A felicidade enquanto delírio

Saída de emergência

Passados os meados de dezembro, se a gente não foi feliz nos outros meses, então, essa é a nossa última oportunidade! Mês de festas, férias, muitas postagens no Instagram e de criar muitas expectativas para o ano que vem. Se, ao longo do ano, não foi fácil esconder os problemas, em dezembro, temos os festejos para usarmos de distração até para nós mesmos. No entanto, distrair é uma espécie de alívio vazio, ou seja, ausente de significado. O que, inclusive, deveria nos fazer atentar para o maior número de suicídios durante esse período. 

A felicidade, que já foi tema de artigo, aqui na coluna De Ponta Cabeça, este ano, é a peça-chave fake das vidas que todos tentamos construir. Em outras palavras, é a peça do quebra-cabeça que o sistema capitalista tenta vender em forma de produtos, mas que, em mensagem decodificada, significa “fuga da morte”. Que é o que vínhamos refletindo no texto da semana passada, A experiência estética do homem-deus.

-=-=-=-=-

= Lista de tarefas =
**1.** Enumere tudo aquilo de que, segundo o texto sobre a felicidade, dezembro é mês.
**2.** Prossiga com o texto sobre a felicidade a partir do ponto em que ele termina.
Os itens apresentados adiante formam um material independente do texto sobre a felicidade.

= Registros de onde os itens aparecem =
-=-=-=-=-

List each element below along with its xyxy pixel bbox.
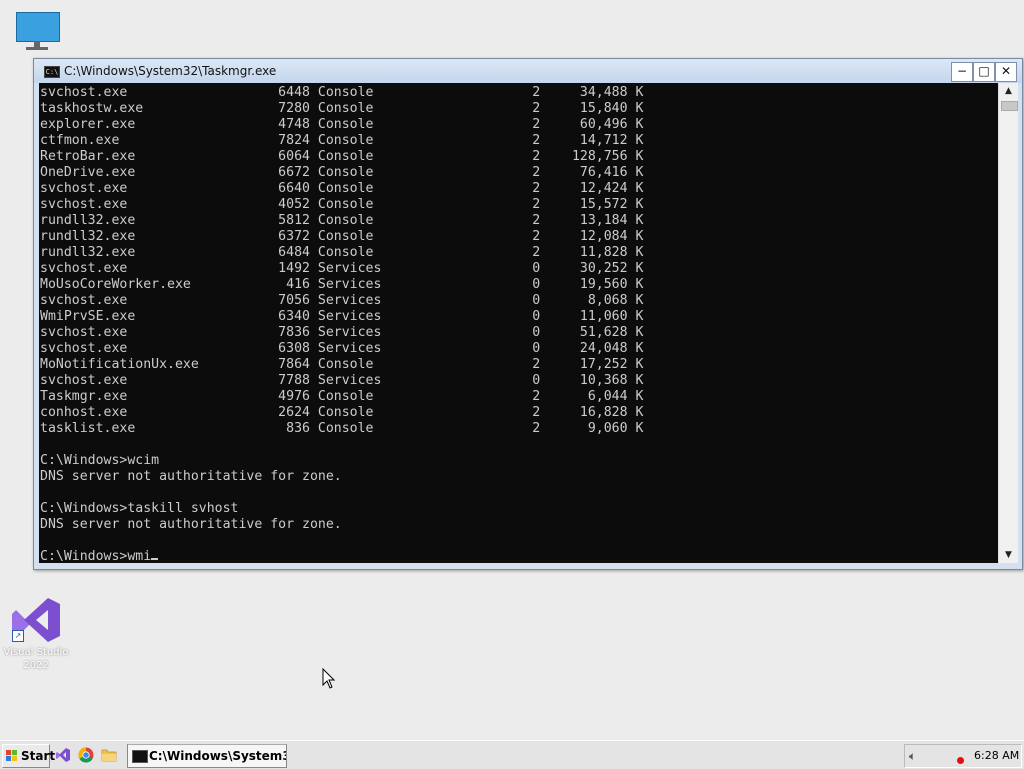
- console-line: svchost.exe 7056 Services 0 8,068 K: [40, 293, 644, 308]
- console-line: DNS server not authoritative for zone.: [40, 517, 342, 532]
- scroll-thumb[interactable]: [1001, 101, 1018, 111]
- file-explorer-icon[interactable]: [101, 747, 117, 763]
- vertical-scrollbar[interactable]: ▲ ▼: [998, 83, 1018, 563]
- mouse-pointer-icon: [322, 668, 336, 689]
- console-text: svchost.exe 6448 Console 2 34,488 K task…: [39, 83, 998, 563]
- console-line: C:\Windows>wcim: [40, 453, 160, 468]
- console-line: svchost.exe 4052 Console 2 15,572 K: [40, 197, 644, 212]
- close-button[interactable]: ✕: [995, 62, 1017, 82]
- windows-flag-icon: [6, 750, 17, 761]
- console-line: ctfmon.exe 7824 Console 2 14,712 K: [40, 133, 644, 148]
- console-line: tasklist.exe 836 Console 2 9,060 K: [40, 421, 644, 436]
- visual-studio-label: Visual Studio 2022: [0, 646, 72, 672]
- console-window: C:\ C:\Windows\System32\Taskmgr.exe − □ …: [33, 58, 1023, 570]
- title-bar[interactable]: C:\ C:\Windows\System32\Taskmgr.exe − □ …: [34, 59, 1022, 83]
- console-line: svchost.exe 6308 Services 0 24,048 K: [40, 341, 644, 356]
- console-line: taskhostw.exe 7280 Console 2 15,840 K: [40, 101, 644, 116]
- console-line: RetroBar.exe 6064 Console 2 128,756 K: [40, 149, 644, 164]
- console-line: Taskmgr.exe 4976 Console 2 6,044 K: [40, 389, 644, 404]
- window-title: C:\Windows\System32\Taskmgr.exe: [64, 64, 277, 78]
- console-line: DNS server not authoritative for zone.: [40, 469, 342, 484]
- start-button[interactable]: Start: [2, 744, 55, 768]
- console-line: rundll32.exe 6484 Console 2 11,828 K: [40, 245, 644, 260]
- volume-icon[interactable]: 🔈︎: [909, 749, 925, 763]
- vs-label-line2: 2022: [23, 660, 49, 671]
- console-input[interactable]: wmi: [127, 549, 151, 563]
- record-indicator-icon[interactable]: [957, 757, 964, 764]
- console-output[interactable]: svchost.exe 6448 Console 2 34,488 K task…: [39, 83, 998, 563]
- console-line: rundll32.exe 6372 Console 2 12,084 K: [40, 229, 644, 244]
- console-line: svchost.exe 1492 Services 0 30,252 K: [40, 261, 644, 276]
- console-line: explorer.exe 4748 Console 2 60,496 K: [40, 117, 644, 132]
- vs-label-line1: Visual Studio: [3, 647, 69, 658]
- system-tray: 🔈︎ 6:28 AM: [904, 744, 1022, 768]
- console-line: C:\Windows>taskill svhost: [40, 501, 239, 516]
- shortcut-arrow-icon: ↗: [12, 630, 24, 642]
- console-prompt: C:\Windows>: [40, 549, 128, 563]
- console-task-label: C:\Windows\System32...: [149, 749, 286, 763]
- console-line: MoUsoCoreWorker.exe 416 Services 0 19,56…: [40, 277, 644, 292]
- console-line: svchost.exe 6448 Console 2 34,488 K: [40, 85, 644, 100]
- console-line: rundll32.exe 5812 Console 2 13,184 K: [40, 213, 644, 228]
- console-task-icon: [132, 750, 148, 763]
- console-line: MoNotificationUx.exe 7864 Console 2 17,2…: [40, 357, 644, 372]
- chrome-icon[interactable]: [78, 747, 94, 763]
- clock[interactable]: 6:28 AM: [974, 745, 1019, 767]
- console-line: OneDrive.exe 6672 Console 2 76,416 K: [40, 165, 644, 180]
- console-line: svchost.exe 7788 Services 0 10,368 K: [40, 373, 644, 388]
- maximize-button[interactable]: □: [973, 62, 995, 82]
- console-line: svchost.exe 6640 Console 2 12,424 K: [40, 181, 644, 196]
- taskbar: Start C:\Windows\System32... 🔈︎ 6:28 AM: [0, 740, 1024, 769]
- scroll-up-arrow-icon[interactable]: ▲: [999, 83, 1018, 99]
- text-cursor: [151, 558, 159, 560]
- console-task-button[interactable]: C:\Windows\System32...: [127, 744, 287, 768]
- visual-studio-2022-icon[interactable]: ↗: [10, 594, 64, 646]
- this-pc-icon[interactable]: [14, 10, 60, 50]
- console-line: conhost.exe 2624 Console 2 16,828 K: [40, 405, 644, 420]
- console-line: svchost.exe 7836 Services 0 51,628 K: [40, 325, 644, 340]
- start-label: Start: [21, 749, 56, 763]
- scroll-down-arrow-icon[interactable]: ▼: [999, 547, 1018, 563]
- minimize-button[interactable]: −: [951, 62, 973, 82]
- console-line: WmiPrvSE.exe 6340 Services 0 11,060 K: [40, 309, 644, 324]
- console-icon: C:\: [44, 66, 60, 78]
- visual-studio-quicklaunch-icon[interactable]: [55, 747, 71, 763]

-=-=-=-=-

= Resultados por tarefa =
**1.**
- Festas
- Férias
- Muitas postagens no Instagram
- Criar muitas expectativas para o ano que vem

**2.**
A dor no capitalismo

Byung-Chul Han é o filósofo sul-coreano que escreveu Sociedade paliativa – a dor hoje. Neste livro, Han se debruça sobre o tema dor, que, em termos psicanalíticos, é algo da ordem da sensação de morte. Ou seja, o capitalismo tenta nos vender cada vez mais soluções para as dores que sentimos: comidas ultra processadas, artigos de luxo, bebidas e drogas (lícitas e ilícitas). Tudo, para mascarar as nossas dores. A fim de reforçar essa ideia, cito passagem de resenha do livro de Han na Revista Cronos, periódico de divulgação científica vinculado ao Programa de Pós-Graduação em Ciências Sociais da UFRN:

Na intelecção de Han, há associação da sociedade paliativa com a sobrevivência, que absolutiza o sobreviver a qualquer custo. Han trabalha com a ideia de que, para sobreviver, é sacrificado voluntariamente tudo o que faz a vida digna de ser vivida. Afirma que falta ao capitalismo a narrativa da vida boa. O capitalismo absolutiza a sobrevivência que nutre a crença inconsciente em que mais capital significa menos morte. O capital é acumulado contra a morte.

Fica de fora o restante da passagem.